:: RECORD LIST

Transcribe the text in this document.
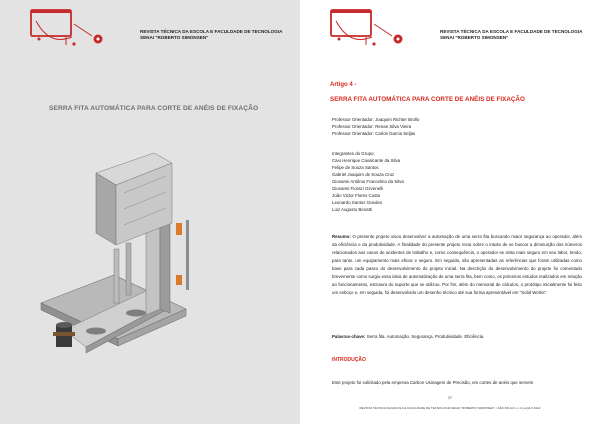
REVISTA TÉCNICA DA ESCOLA E FACULDADE DE TECNOLOGIA
SENAI "ROBERTO SIMONSEN"
SERRA FITA AUTOMÁTICA PARA CORTE DE ANÉIS DE FIXAÇÃO
REVISTA TÉCNICA DA ESCOLA E FACULDADE DE TECNOLOGIA
SENAI "ROBERTO SIMONSEN"
Artigo 4 -
SERRA FITA AUTOMÁTICA PARA CORTE DE ANÉIS DE FIXAÇÃO
Professor Orientador: Joaquim Richter Brollo
Professor Orientador: Renan Silva Vieira
Professor Orientador: Carlos Garcia Seljas
Integrantes do Grupo:
Caio Henrique Cavalcante da Silva
Felipe de Souza Santos
Gabriel Joaquim de Souza Cruz
Giovanni Antônio Francelino da Silva
Giovanni Fiorazi Ozvenelli
João Victor Flores Costa
Leonardo Santos Guedes
Luiz Augusto Benatti
Resumo: O presente projeto visou desenvolver a automação de uma serra fita buscando maior segurança ao operador, além da eficiência e da produtividade. A finalidade do presente projeto recai sobre o intuito de se buscar a diminuição dos números relacionados aos casos de acidentes de trabalho e, como consequência, o operador se sinta mais seguro em seu labor, tendo, para tanto, um equipamento mais eficaz e seguro. Em seguida, são apresentadas as referências que foram utilizadas como base para cada passo do desenvolvimento do projeto inicial. Na descrição do desenvolvimento do projeto foi comentado brevemente como surgiu essa ideia de automatização de uma serra fita, bem como, os primeiros estudos realizados em relação ao funcionamento, estrutura do suporte que se utilizou. Por fim, além do memorial de cálculos, o protótipo inicialmente foi feito um esboço e, em seguida, foi desenvolvido um desenho técnico até sua forma apresentável em "Solid Works".
Palavras-chave: Serra fita. Automação. Segurança. Produtividade. Eficiência.
INTRODUÇÃO
Este projeto foi solicitado pela empresa Carbon Usinagem de Precisão, em cortes de anéis que servem
37
REVISTA TÉCNICA DA ESCOLA E FACULDADE DE TECNOLOGIA SENAI "ROBERTO SIMONSEN" • SÃO PAULO • n.1 (out)/LX 2022
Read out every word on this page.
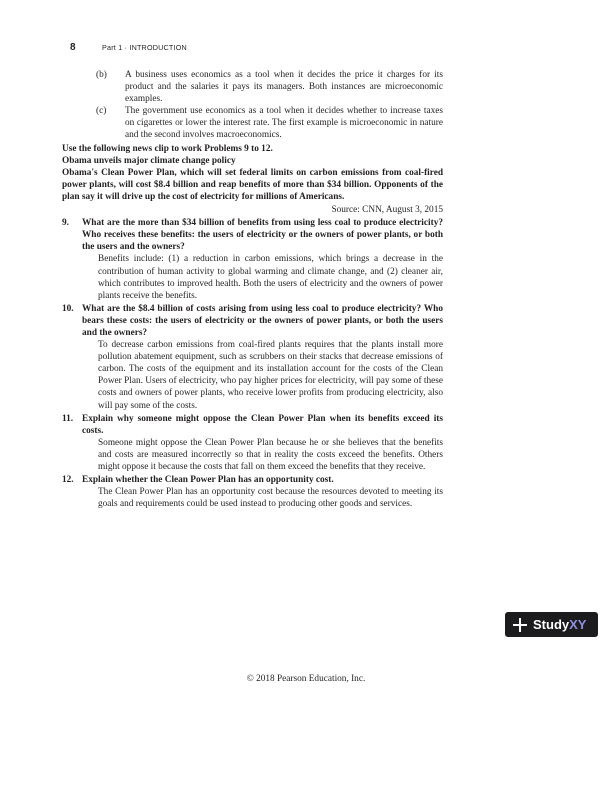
8	Part 1 · INTRODUCTION
(b)	A business uses economics as a tool when it decides the price it charges for its product and the salaries it pays its managers. Both instances are microeconomic examples.
(c)	The government use economics as a tool when it decides whether to increase taxes on cigarettes or lower the interest rate. The first example is microeconomic in nature and the second involves macroeconomics.

Use the following news clip to work Problems 9 to 12.

Obama unveils major climate change policy

Obama's Clean Power Plan, which will set federal limits on carbon emissions from coal-fired power plants, will cost $8.4 billion and reap benefits of more than $34 billion. Opponents of the plan say it will drive up the cost of electricity for millions of Americans.

Source: CNN, August 3, 2015
9.	What are the more than $34 billion of benefits from using less coal to produce electricity? Who receives these benefits: the users of electricity or the owners of power plants, or both the users and the owners?

Benefits include: (1) a reduction in carbon emissions, which brings a decrease in the contribution of human activity to global warming and climate change, and (2) cleaner air, which contributes to improved health. Both the users of electricity and the owners of power plants receive the benefits.

10. What are the $8.4 billion of costs arising from using less coal to produce electricity? Who bears these costs: the users of electricity or the owners of power plants, or both the users and the owners?

To decrease carbon emissions from coal-fired plants requires that the plants install more pollution abatement equipment, such as scrubbers on their stacks that decrease emissions of carbon. The costs of the equipment and its installation account for the costs of the Clean Power Plan. Users of electricity, who pay higher prices for electricity, will pay some of these costs and owners of power plants, who receive lower profits from producing electricity, also will pay some of the costs.

11. Explain why someone might oppose the Clean Power Plan when its benefits exceed its costs.

Someone might oppose the Clean Power Plan because he or she believes that the benefits and costs are measured incorrectly so that in reality the costs exceed the benefits. Others might oppose it because the costs that fall on them exceed the benefits that they receive.

12. Explain whether the Clean Power Plan has an opportunity cost.

The Clean Power Plan has an opportunity cost because the resources devoted to meeting its goals and requirements could be used instead to producing other goods and services.

© 2018 Pearson Education, Inc.
Study XY
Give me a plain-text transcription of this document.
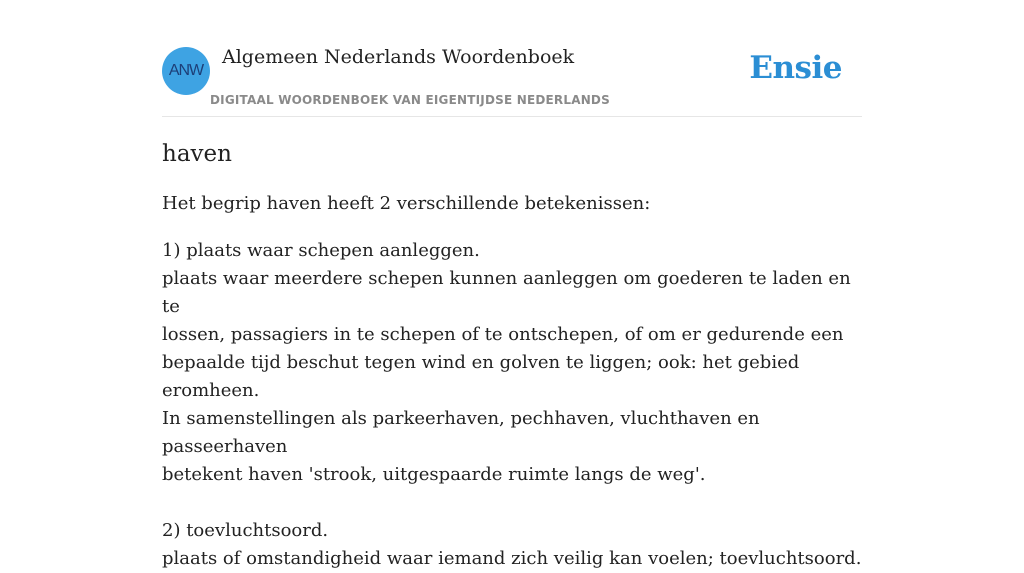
ANW
Algemeen Nederlands Woordenboek
DIGITAAL WOORDENBOEK VAN EIGENTIJDSE NEDERLANDS
Ensie
haven

Het begrip haven heeft 2 verschillende betekenissen:

1) plaats waar schepen aanleggen.
plaats waar meerdere schepen kunnen aanleggen om goederen te laden en te
lossen, passagiers in te schepen of te ontschepen, of om er gedurende een
bepaalde tijd beschut tegen wind en golven te liggen; ook: het gebied eromheen.
In samenstellingen als parkeerhaven, pechhaven, vluchthaven en passeerhaven
betekent haven 'strook, uitgespaarde ruimte langs de weg'.
2) toevluchtsoord.
plaats of omstandigheid waar iemand zich veilig kan voelen; toevluchtsoord.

::::

• AIM OF THE TASK: Apart from the pictures, the entries above are to be repeated in full and exactly.

• SOLUTION:
Transcribe the text in this document.
REVISTA TÉCNICA DA ESCOLA E FACULDADE DE TECNOLOGIA
SENAI "ROBERTO SIMONSEN"
SERRA FITA AUTOMÁTICA PARA CORTE DE ANÉIS DE FIXAÇÃO
REVISTA TÉCNICA DA ESCOLA E FACULDADE DE TECNOLOGIA
SENAI "ROBERTO SIMONSEN"
Artigo 4 -
SERRA FITA AUTOMÁTICA PARA CORTE DE ANÉIS DE FIXAÇÃO
Professor Orientador: Joaquim Richter Brollo
Professor Orientador: Renan Silva Vieira
Professor Orientador: Carlos Garcia Seljas
Integrantes do Grupo:
Caio Henrique Cavalcante da Silva
Felipe de Souza Santos
Gabriel Joaquim de Souza Cruz
Giovanni Antônio Francelino da Silva
Giovanni Fiorazi Ozvenelli
João Victor Flores Costa
Leonardo Santos Guedes
Luiz Augusto Benatti
Resumo: O presente projeto visou desenvolver a automação de uma serra fita buscando maior segurança ao operador, além da eficiência e da produtividade. A finalidade do presente projeto recai sobre o intuito de se buscar a diminuição dos números relacionados aos casos de acidentes de trabalho e, como consequência, o operador se sinta mais seguro em seu labor, tendo, para tanto, um equipamento mais eficaz e seguro. Em seguida, são apresentadas as referências que foram utilizadas como base para cada passo do desenvolvimento do projeto inicial. Na descrição do desenvolvimento do projeto foi comentado brevemente como surgiu essa ideia de automatização de uma serra fita, bem como, os primeiros estudos realizados em relação ao funcionamento, estrutura do suporte que se utilizou. Por fim, além do memorial de cálculos, o protótipo inicialmente foi feito um esboço e, em seguida, foi desenvolvido um desenho técnico até sua forma apresentável em "Solid Works".
Palavras-chave: Serra fita. Automação. Segurança. Produtividade. Eficiência.
INTRODUÇÃO
Este projeto foi solicitado pela empresa Carbon Usinagem de Precisão, em cortes de anéis que servem
37
REVISTA TÉCNICA DA ESCOLA E FACULDADE DE TECNOLOGIA SENAI "ROBERTO SIMONSEN" • SÃO PAULO • n.1 (out)/LX 2022
Read out every word on this page.
8	Part 1 · INTRODUCTION
(b)	A business uses economics as a tool when it decides the price it charges for its product and the salaries it pays its managers. Both instances are microeconomic examples.
(c)	The government use economics as a tool when it decides whether to increase taxes on cigarettes or lower the interest rate. The first example is microeconomic in nature and the second involves macroeconomics.

Use the following news clip to work Problems 9 to 12.

Obama unveils major climate change policy

Obama's Clean Power Plan, which will set federal limits on carbon emissions from coal-fired power plants, will cost $8.4 billion and reap benefits of more than $34 billion. Opponents of the plan say it will drive up the cost of electricity for millions of Americans.

Source: CNN, August 3, 2015
9.	What are the more than $34 billion of benefits from using less coal to produce electricity? Who receives these benefits: the users of electricity or the owners of power plants, or both the users and the owners?

Benefits include: (1) a reduction in carbon emissions, which brings a decrease in the contribution of human activity to global warming and climate change, and (2) cleaner air, which contributes to improved health. Both the users of electricity and the owners of power plants receive the benefits.

10. What are the $8.4 billion of costs arising from using less coal to produce electricity? Who bears these costs: the users of electricity or the owners of power plants, or both the users and the owners?

To decrease carbon emissions from coal-fired plants requires that the plants install more pollution abatement equipment, such as scrubbers on their stacks that decrease emissions of carbon. The costs of the equipment and its installation account for the costs of the Clean Power Plan. Users of electricity, who pay higher prices for electricity, will pay some of these costs and owners of power plants, who receive lower profits from producing electricity, also will pay some of the costs.

11. Explain why someone might oppose the Clean Power Plan when its benefits exceed its costs.

Someone might oppose the Clean Power Plan because he or she believes that the benefits and costs are measured incorrectly so that in reality the costs exceed the benefits. Others might oppose it because the costs that fall on them exceed the benefits that they receive.

12. Explain whether the Clean Power Plan has an opportunity cost.

The Clean Power Plan has an opportunity cost because the resources devoted to meeting its goals and requirements could be used instead to producing other goods and services.

© 2018 Pearson Education, Inc.
Study XY
Give me a plain-text transcription of this document.
ANW
Algemeen Nederlands Woordenboek
DIGITAAL WOORDENBOEK VAN EIGENTIJDSE NEDERLANDS
Ensie
haven

Het begrip haven heeft 2 verschillende betekenissen:

1) plaats waar schepen aanleggen.
plaats waar meerdere schepen kunnen aanleggen om goederen te laden en te
lossen, passagiers in te schepen of te ontschepen, of om er gedurende een
bepaalde tijd beschut tegen wind en golven te liggen; ook: het gebied eromheen.
In samenstellingen als parkeerhaven, pechhaven, vluchthaven en passeerhaven
betekent haven 'strook, uitgespaarde ruimte langs de weg'.
2) toevluchtsoord.
plaats of omstandigheid waar iemand zich veilig kan voelen; toevluchtsoord.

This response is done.